--- EXERCISE INSTRUCTIONS ---
Carry none of the pictures over; set down the material below exactly.

Begin DATA FOR PROCESSING

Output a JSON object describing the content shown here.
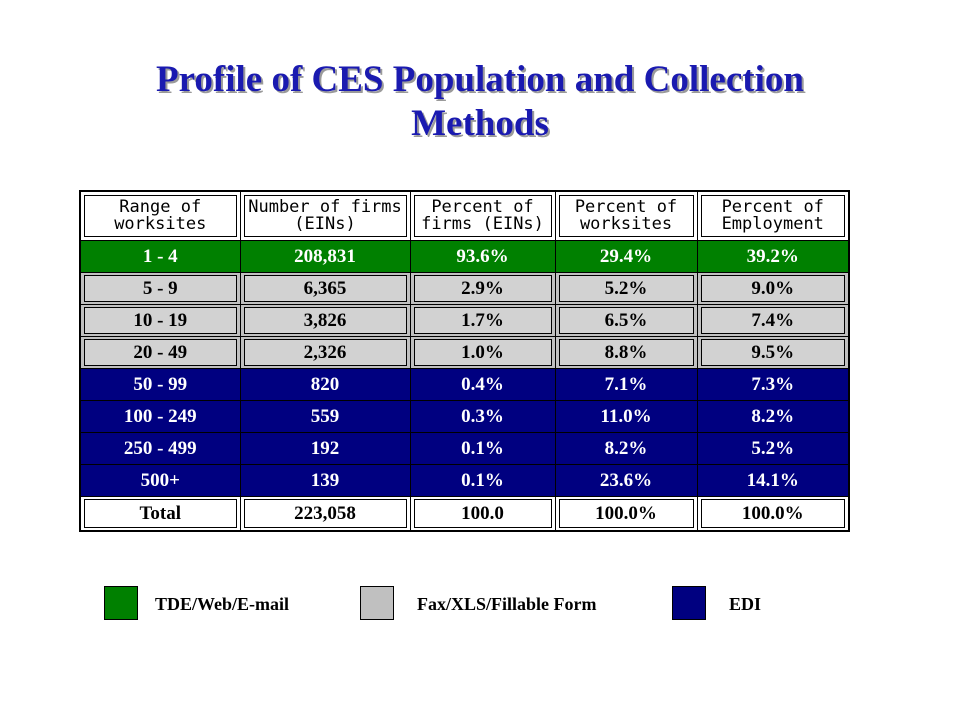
{
  "title": {
    "line1": "Profile of CES Population and Collection",
    "line2": "Methods"
  },
  "colors": {
    "title": "#1a1ab0",
    "green": "#008000",
    "gray": "#c0c0c0",
    "navy": "#000080"
  },
  "table": {
    "headers": [
      [
        "Range of",
        "worksites"
      ],
      [
        "Number of firms",
        "(EINs)"
      ],
      [
        "Percent of",
        "firms (EINs)"
      ],
      [
        "Percent of",
        "worksites"
      ],
      [
        "Percent of",
        "Employment"
      ]
    ],
    "rows": [
      {
        "style": "green",
        "cells": [
          "1 - 4",
          "208,831",
          "93.6%",
          "29.4%",
          "39.2%"
        ]
      },
      {
        "style": "gray",
        "cells": [
          "5 - 9",
          "6,365",
          "2.9%",
          "5.2%",
          "9.0%"
        ]
      },
      {
        "style": "gray",
        "cells": [
          "10 - 19",
          "3,826",
          "1.7%",
          "6.5%",
          "7.4%"
        ]
      },
      {
        "style": "gray",
        "cells": [
          "20 - 49",
          "2,326",
          "1.0%",
          "8.8%",
          "9.5%"
        ]
      },
      {
        "style": "navy",
        "cells": [
          "50 - 99",
          "820",
          "0.4%",
          "7.1%",
          "7.3%"
        ]
      },
      {
        "style": "navy",
        "cells": [
          "100 - 249",
          "559",
          "0.3%",
          "11.0%",
          "8.2%"
        ]
      },
      {
        "style": "navy",
        "cells": [
          "250 - 499",
          "192",
          "0.1%",
          "8.2%",
          "5.2%"
        ]
      },
      {
        "style": "navy",
        "cells": [
          "500+",
          "139",
          "0.1%",
          "23.6%",
          "14.1%"
        ]
      },
      {
        "style": "white",
        "cells": [
          "Total",
          "223,058",
          "100.0",
          "100.0%",
          "100.0%"
        ]
      }
    ]
  },
  "legend": [
    {
      "label": "TDE/Web/E-mail",
      "color": "#008000"
    },
    {
      "label": "Fax/XLS/Fillable Form",
      "color": "#c0c0c0"
    },
    {
      "label": "EDI",
      "color": "#000080"
    }
  ]
}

End DATA FOR PROCESSING

--- ANSWER BELOW ---
Output a JSON object describing the content shown here.
{
  "title": {
    "line1": "Profile of CES Population and Collection",
    "line2": "Methods"
  },
  "colors": {
    "title": "#1a1ab0",
    "green": "#008000",
    "gray": "#c0c0c0",
    "navy": "#000080"
  },
  "table": {
    "headers": [
      [
        "Range of",
        "worksites"
      ],
      [
        "Number of firms",
        "(EINs)"
      ],
      [
        "Percent of",
        "firms (EINs)"
      ],
      [
        "Percent of",
        "worksites"
      ],
      [
        "Percent of",
        "Employment"
      ]
    ],
    "rows": [
      {
        "style": "green",
        "cells": [
          "1 - 4",
          "208,831",
          "93.6%",
          "29.4%",
          "39.2%"
        ]
      },
      {
        "style": "gray",
        "cells": [
          "5 - 9",
          "6,365",
          "2.9%",
          "5.2%",
          "9.0%"
        ]
      },
      {
        "style": "gray",
        "cells": [
          "10 - 19",
          "3,826",
          "1.7%",
          "6.5%",
          "7.4%"
        ]
      },
      {
        "style": "gray",
        "cells": [
          "20 - 49",
          "2,326",
          "1.0%",
          "8.8%",
          "9.5%"
        ]
      },
      {
        "style": "navy",
        "cells": [
          "50 - 99",
          "820",
          "0.4%",
          "7.1%",
          "7.3%"
        ]
      },
      {
        "style": "navy",
        "cells": [
          "100 - 249",
          "559",
          "0.3%",
          "11.0%",
          "8.2%"
        ]
      },
      {
        "style": "navy",
        "cells": [
          "250 - 499",
          "192",
          "0.1%",
          "8.2%",
          "5.2%"
        ]
      },
      {
        "style": "navy",
        "cells": [
          "500+",
          "139",
          "0.1%",
          "23.6%",
          "14.1%"
        ]
      },
      {
        "style": "white",
        "cells": [
          "Total",
          "223,058",
          "100.0",
          "100.0%",
          "100.0%"
        ]
      }
    ]
  },
  "legend": [
    {
      "label": "TDE/Web/E-mail",
      "color": "#008000"
    },
    {
      "label": "Fax/XLS/Fillable Form",
      "color": "#c0c0c0"
    },
    {
      "label": "EDI",
      "color": "#000080"
    }
  ]
}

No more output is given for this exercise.